Given information:
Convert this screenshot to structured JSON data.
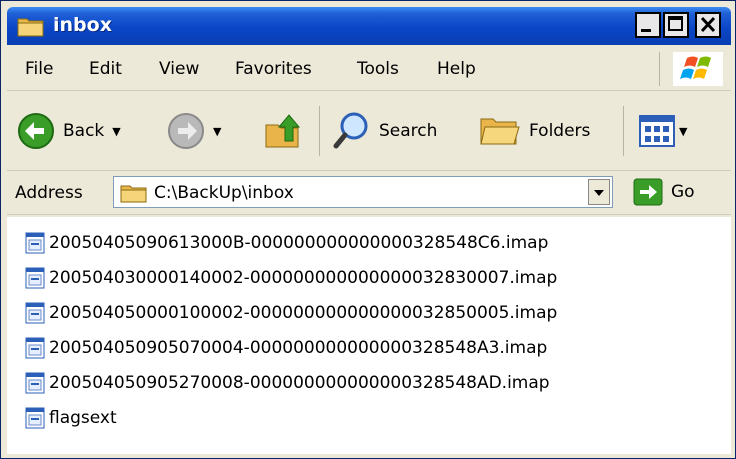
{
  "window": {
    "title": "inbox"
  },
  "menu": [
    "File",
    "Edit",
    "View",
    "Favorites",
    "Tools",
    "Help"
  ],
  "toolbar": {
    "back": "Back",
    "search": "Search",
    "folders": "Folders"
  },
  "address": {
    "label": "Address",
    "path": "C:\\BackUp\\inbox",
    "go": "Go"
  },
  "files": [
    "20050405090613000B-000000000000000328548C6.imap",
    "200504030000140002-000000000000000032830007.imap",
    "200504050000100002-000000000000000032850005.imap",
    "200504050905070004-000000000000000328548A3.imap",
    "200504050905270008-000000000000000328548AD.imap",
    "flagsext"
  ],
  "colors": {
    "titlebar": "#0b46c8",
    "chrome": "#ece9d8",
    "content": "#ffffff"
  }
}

The request:
Copy out the listing exactly as it stands, but not the pictures.

The result:
Convert this screenshot to structured JSON data.
{
  "window": {
    "title": "inbox"
  },
  "menu": [
    "File",
    "Edit",
    "View",
    "Favorites",
    "Tools",
    "Help"
  ],
  "toolbar": {
    "back": "Back",
    "search": "Search",
    "folders": "Folders"
  },
  "address": {
    "label": "Address",
    "path": "C:\\BackUp\\inbox",
    "go": "Go"
  },
  "files": [
    "20050405090613000B-000000000000000328548C6.imap",
    "200504030000140002-000000000000000032830007.imap",
    "200504050000100002-000000000000000032850005.imap",
    "200504050905070004-000000000000000328548A3.imap",
    "200504050905270008-000000000000000328548AD.imap",
    "flagsext"
  ],
  "colors": {
    "titlebar": "#0b46c8",
    "chrome": "#ece9d8",
    "content": "#ffffff"
  }
}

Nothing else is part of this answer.